WHAT TO WORK ON. Present each line of the entries below that holds the word "Garmin".
------ DATA EXTRACT
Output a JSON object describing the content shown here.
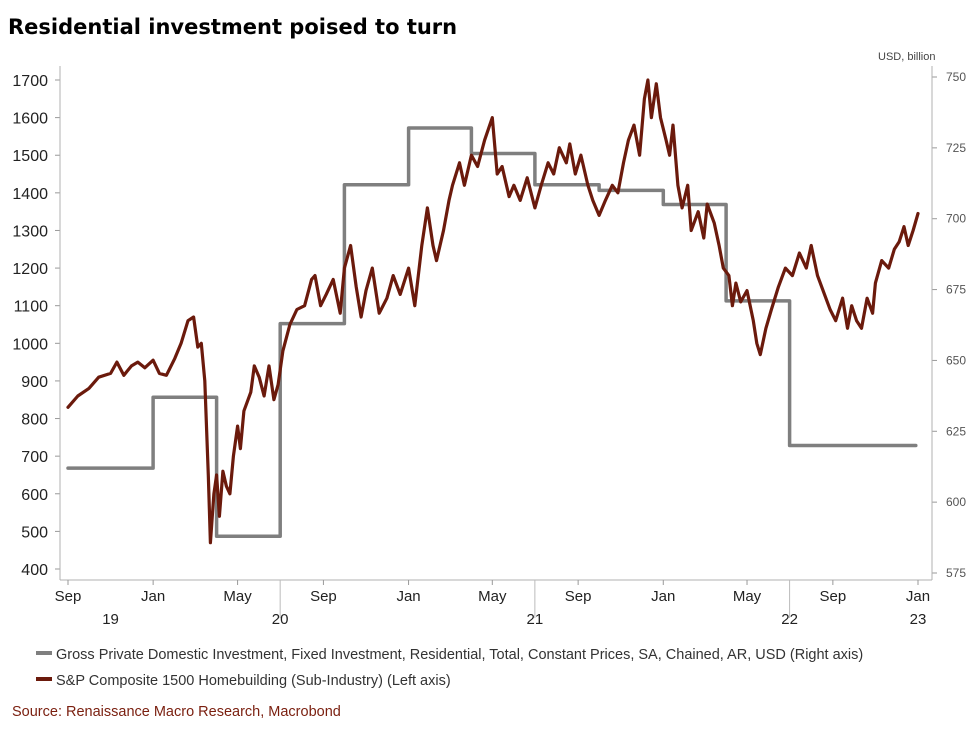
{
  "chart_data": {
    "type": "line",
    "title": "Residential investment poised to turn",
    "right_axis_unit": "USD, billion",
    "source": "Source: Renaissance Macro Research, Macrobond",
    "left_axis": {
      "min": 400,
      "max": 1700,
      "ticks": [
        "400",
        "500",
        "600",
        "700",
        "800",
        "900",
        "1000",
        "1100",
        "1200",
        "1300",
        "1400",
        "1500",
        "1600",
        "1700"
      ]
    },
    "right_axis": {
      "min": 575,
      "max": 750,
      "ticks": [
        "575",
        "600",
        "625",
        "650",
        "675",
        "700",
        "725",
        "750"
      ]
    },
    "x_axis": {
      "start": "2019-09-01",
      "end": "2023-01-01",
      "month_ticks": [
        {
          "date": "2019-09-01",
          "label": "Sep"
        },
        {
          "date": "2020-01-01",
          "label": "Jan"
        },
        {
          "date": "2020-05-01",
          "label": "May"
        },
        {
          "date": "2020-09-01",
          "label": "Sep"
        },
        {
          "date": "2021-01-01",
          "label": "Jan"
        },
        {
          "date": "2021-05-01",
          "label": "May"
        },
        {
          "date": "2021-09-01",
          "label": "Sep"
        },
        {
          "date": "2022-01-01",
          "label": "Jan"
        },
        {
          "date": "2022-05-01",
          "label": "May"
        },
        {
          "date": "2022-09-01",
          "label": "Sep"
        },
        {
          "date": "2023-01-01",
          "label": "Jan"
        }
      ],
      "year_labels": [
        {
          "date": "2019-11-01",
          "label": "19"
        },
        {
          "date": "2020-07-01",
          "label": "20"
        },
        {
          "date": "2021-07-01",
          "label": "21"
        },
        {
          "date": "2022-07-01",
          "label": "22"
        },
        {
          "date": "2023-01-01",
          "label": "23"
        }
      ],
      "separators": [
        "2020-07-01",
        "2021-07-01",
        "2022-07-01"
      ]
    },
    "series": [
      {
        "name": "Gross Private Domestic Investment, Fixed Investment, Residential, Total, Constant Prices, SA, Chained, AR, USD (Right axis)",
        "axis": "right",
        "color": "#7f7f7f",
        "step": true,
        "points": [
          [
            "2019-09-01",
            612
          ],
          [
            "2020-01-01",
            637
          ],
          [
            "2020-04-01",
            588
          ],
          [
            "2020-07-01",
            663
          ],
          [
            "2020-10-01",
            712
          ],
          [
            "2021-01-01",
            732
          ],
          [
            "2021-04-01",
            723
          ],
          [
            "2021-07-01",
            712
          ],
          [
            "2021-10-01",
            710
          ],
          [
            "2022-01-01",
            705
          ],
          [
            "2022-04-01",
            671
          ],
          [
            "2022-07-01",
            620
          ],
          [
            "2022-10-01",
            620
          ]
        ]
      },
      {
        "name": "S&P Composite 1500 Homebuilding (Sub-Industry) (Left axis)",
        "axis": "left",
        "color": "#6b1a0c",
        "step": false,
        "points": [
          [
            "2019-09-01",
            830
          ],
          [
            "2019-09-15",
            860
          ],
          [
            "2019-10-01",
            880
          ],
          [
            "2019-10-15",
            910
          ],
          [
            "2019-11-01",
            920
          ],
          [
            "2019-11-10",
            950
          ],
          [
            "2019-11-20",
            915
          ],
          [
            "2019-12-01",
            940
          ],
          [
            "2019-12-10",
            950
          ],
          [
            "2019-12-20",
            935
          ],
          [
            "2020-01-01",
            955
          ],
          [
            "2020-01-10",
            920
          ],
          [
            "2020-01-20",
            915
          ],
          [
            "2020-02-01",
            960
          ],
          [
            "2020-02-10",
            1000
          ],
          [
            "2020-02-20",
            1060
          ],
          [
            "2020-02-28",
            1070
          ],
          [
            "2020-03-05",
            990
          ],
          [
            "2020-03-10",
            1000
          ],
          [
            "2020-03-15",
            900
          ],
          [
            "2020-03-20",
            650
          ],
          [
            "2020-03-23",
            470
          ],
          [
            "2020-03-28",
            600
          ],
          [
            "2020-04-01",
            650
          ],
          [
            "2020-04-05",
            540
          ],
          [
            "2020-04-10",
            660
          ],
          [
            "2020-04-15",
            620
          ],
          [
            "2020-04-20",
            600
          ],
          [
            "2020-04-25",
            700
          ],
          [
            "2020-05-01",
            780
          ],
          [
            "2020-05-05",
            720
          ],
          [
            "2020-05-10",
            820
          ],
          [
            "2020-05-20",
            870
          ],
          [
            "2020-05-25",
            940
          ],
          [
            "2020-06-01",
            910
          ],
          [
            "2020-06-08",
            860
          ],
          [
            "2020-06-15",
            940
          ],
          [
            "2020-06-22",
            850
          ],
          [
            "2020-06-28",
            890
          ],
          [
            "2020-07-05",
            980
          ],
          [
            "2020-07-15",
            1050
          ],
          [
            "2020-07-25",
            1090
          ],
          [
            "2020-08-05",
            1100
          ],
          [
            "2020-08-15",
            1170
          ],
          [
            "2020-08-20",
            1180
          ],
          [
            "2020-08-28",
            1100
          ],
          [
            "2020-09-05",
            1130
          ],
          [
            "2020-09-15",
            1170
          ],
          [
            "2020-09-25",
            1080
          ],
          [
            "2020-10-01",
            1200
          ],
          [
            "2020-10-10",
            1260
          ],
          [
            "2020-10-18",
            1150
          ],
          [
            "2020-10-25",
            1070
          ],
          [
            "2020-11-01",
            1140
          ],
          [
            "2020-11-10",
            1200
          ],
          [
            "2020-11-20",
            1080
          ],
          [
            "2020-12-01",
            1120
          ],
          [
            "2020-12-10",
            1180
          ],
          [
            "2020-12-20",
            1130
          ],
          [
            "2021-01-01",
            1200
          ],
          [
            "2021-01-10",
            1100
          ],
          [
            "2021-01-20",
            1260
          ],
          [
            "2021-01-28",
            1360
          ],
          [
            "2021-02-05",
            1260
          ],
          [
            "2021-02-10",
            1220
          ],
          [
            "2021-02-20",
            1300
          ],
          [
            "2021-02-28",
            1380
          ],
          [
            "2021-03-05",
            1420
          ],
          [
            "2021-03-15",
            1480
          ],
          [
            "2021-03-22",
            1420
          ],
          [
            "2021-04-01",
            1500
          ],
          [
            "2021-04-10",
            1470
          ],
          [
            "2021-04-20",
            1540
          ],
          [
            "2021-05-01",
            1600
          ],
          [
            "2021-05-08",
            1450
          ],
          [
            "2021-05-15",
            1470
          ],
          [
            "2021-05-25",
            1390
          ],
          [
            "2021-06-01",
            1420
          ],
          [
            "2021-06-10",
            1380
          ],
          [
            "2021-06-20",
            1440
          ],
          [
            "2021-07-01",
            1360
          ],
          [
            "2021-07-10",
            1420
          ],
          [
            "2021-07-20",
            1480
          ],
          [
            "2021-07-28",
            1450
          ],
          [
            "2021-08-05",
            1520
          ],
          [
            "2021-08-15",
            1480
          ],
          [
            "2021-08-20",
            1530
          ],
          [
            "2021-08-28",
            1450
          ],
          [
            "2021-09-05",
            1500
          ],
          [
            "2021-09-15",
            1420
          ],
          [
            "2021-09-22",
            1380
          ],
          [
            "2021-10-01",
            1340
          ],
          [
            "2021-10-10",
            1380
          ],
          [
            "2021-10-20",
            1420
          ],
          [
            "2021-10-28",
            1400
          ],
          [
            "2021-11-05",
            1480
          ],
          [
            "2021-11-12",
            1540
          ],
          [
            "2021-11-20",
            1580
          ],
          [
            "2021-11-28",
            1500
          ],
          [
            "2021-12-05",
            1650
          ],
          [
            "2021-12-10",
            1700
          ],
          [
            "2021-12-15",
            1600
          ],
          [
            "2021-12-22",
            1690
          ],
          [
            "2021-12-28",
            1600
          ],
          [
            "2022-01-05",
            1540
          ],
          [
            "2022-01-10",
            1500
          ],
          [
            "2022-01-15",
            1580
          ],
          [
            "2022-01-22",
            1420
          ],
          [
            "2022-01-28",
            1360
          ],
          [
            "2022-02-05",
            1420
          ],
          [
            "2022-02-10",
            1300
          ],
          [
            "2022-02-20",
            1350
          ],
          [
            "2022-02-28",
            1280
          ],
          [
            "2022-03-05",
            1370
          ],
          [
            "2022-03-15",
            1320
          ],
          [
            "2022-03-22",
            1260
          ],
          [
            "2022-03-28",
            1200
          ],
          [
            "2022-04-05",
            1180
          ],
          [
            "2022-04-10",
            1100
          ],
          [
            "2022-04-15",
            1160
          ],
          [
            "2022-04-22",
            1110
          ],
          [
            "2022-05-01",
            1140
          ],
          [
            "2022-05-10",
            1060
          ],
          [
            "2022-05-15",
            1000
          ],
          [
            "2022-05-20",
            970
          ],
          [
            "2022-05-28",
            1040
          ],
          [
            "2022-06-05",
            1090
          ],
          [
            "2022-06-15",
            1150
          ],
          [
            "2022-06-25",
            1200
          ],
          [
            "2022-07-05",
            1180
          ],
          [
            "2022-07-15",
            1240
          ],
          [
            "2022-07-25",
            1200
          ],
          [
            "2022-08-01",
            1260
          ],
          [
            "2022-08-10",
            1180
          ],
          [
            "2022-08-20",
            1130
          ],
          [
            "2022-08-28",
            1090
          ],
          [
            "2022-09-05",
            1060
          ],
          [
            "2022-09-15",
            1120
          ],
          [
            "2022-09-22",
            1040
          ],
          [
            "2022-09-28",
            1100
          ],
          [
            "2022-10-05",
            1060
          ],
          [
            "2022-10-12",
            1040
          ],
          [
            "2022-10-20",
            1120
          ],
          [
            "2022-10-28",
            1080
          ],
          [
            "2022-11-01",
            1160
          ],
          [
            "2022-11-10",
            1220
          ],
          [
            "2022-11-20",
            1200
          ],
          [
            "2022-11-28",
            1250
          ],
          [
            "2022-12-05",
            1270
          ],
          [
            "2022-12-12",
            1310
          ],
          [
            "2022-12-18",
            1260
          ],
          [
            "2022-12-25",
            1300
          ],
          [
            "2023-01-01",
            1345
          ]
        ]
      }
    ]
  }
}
------------
------ DATA EXTRACT
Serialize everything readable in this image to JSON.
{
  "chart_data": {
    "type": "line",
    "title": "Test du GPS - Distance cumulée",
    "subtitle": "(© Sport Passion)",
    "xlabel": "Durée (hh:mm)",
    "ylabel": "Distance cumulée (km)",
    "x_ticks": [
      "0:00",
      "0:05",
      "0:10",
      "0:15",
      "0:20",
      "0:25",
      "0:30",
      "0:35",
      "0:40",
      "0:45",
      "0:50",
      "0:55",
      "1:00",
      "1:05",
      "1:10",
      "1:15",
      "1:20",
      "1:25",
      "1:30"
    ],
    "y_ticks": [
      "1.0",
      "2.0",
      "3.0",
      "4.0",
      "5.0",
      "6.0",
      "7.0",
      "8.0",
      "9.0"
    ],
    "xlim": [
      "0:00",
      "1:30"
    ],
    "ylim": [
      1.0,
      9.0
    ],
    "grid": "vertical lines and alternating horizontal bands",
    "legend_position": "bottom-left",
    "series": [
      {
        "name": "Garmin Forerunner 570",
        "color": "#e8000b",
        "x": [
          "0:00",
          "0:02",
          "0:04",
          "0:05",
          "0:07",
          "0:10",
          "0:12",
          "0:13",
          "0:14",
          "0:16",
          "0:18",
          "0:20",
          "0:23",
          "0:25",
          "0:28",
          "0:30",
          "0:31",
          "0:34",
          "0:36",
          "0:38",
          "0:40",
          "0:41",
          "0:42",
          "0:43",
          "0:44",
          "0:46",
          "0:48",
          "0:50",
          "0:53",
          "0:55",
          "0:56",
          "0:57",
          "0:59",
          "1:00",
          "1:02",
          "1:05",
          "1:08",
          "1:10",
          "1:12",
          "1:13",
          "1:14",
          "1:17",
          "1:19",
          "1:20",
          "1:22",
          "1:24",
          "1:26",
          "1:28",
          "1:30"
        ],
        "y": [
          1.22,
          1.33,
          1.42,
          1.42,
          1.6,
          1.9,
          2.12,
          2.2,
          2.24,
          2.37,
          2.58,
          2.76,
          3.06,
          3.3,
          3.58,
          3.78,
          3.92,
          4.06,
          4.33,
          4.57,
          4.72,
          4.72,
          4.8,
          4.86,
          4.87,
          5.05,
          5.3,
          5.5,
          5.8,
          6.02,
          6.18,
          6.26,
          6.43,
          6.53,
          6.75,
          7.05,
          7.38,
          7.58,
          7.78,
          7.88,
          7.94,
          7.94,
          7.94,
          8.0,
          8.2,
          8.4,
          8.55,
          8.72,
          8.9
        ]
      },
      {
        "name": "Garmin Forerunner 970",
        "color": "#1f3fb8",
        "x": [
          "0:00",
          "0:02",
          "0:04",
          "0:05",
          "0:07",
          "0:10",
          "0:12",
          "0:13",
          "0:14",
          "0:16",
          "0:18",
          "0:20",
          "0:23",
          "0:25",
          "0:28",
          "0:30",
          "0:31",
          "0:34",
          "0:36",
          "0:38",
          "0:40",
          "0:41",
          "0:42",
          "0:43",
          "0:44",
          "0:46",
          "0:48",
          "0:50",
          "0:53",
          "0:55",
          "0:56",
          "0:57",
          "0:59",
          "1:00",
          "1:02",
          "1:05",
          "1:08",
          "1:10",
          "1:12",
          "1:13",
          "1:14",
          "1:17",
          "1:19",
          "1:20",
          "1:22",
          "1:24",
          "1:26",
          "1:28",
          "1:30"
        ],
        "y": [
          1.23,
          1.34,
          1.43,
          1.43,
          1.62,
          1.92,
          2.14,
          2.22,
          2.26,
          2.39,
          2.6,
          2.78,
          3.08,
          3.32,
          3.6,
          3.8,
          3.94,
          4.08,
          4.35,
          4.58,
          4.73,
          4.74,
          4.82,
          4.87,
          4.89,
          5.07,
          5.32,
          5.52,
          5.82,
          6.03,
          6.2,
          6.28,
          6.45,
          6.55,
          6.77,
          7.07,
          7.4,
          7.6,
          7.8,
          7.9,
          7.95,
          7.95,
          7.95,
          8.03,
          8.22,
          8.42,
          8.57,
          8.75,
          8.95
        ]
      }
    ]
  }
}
------------
CORRECT RESPONSE.
        "name": "Garmin Forerunner 570",
        "name": "Garmin Forerunner 970",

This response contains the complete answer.